== Task brief ==
Count how many lines of the data below contain the string "settings", matching case exactly, and reply with the number alone.

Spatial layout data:
• • • • • • •

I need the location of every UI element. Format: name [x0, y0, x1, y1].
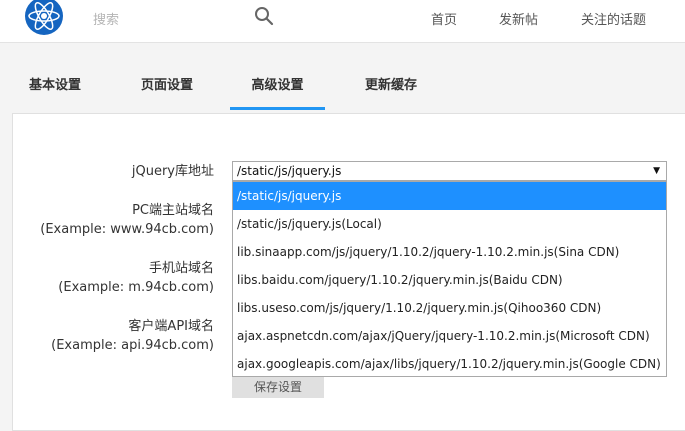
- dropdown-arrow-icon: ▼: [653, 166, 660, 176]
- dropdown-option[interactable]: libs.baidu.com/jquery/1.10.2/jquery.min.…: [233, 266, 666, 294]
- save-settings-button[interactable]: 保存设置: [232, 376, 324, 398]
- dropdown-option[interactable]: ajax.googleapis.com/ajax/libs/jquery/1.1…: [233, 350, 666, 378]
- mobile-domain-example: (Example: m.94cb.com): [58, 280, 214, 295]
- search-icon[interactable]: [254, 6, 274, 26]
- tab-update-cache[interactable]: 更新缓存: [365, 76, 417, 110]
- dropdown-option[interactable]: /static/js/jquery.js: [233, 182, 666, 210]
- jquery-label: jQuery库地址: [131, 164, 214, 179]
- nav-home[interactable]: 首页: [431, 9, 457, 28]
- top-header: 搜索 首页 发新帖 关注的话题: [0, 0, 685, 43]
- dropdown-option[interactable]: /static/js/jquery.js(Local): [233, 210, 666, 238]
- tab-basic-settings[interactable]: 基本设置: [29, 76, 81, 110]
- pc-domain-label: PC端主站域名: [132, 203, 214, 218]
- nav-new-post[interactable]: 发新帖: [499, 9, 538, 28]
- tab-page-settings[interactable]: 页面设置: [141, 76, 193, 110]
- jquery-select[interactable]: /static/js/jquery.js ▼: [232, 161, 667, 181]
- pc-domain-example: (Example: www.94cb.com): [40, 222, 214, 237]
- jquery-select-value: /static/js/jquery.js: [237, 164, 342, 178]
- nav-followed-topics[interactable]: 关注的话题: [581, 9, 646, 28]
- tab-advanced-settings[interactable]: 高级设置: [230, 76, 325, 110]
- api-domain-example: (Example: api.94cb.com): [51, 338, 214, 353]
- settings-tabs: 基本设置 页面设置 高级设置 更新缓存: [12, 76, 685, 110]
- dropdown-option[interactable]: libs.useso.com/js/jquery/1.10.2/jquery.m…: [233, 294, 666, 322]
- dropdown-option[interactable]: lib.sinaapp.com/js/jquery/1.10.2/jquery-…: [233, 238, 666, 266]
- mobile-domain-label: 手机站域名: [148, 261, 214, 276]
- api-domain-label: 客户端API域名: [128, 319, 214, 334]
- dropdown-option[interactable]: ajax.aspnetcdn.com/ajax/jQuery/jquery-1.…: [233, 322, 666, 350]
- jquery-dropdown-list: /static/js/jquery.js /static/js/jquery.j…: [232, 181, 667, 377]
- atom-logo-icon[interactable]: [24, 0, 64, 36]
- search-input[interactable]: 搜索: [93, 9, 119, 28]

• • • • • • •

== Expected answer ==
5